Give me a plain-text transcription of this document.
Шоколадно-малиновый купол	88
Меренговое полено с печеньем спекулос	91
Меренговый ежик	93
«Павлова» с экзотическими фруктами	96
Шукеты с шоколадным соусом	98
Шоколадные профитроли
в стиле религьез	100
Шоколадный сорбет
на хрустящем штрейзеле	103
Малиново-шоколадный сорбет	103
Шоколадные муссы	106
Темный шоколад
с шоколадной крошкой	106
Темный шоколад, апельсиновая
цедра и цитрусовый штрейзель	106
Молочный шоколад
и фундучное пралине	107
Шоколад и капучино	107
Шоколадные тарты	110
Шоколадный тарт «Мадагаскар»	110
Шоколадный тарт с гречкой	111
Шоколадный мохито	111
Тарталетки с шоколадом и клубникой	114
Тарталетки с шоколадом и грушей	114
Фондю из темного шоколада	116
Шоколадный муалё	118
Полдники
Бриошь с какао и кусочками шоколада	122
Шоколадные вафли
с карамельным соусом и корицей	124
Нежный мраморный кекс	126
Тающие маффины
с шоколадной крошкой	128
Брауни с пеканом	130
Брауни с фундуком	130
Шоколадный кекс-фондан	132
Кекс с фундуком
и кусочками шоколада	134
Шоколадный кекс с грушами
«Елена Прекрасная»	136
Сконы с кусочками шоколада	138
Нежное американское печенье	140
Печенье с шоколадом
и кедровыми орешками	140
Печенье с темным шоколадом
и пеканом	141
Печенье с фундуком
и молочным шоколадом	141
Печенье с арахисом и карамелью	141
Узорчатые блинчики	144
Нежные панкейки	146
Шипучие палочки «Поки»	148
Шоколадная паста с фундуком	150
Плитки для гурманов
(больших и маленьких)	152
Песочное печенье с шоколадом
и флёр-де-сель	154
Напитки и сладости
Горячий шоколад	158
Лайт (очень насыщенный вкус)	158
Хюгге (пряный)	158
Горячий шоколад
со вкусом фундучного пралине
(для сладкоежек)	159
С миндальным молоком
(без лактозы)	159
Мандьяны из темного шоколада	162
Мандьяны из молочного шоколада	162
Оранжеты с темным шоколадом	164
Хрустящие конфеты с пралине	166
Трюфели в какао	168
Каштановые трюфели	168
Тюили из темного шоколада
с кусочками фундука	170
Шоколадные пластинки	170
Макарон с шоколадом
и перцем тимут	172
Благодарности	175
══════
Set task: Give the listing again, word for word.

Full output:
Give me a plain-text transcription of this document.
Шоколадно-малиновый купол	88
Меренговое полено с печеньем спекулос	91
Меренговый ежик	93
«Павлова» с экзотическими фруктами	96
Шукеты с шоколадным соусом	98
Шоколадные профитроли
в стиле религьез	100
Шоколадный сорбет
на хрустящем штрейзеле	103
Малиново-шоколадный сорбет	103
Шоколадные муссы	106
Темный шоколад
с шоколадной крошкой	106
Темный шоколад, апельсиновая
цедра и цитрусовый штрейзель	106
Молочный шоколад
и фундучное пралине	107
Шоколад и капучино	107
Шоколадные тарты	110
Шоколадный тарт «Мадагаскар»	110
Шоколадный тарт с гречкой	111
Шоколадный мохито	111
Тарталетки с шоколадом и клубникой	114
Тарталетки с шоколадом и грушей	114
Фондю из темного шоколада	116
Шоколадный муалё	118
Полдники
Бриошь с какао и кусочками шоколада	122
Шоколадные вафли
с карамельным соусом и корицей	124
Нежный мраморный кекс	126
Тающие маффины
с шоколадной крошкой	128
Брауни с пеканом	130
Брауни с фундуком	130
Шоколадный кекс-фондан	132
Кекс с фундуком
и кусочками шоколада	134
Шоколадный кекс с грушами
«Елена Прекрасная»	136
Сконы с кусочками шоколада	138
Нежное американское печенье	140
Печенье с шоколадом
и кедровыми орешками	140
Печенье с темным шоколадом
и пеканом	141
Печенье с фундуком
и молочным шоколадом	141
Печенье с арахисом и карамелью	141
Узорчатые блинчики	144
Нежные панкейки	146
Шипучие палочки «Поки»	148
Шоколадная паста с фундуком	150
Плитки для гурманов
(больших и маленьких)	152
Песочное печенье с шоколадом
и флёр-де-сель	154
Напитки и сладости
Горячий шоколад	158
Лайт (очень насыщенный вкус)	158
Хюгге (пряный)	158
Горячий шоколад
со вкусом фундучного пралине
(для сладкоежек)	159
С миндальным молоком
(без лактозы)	159
Мандьяны из темного шоколада	162
Мандьяны из молочного шоколада	162
Оранжеты с темным шоколадом	164
Хрустящие конфеты с пралине	166
Трюфели в какао	168
Каштановые трюфели	168
Тюили из темного шоколада
с кусочками фундука	170
Шоколадные пластинки	170
Макарон с шоколадом
и перцем тимут	172
Благодарности	175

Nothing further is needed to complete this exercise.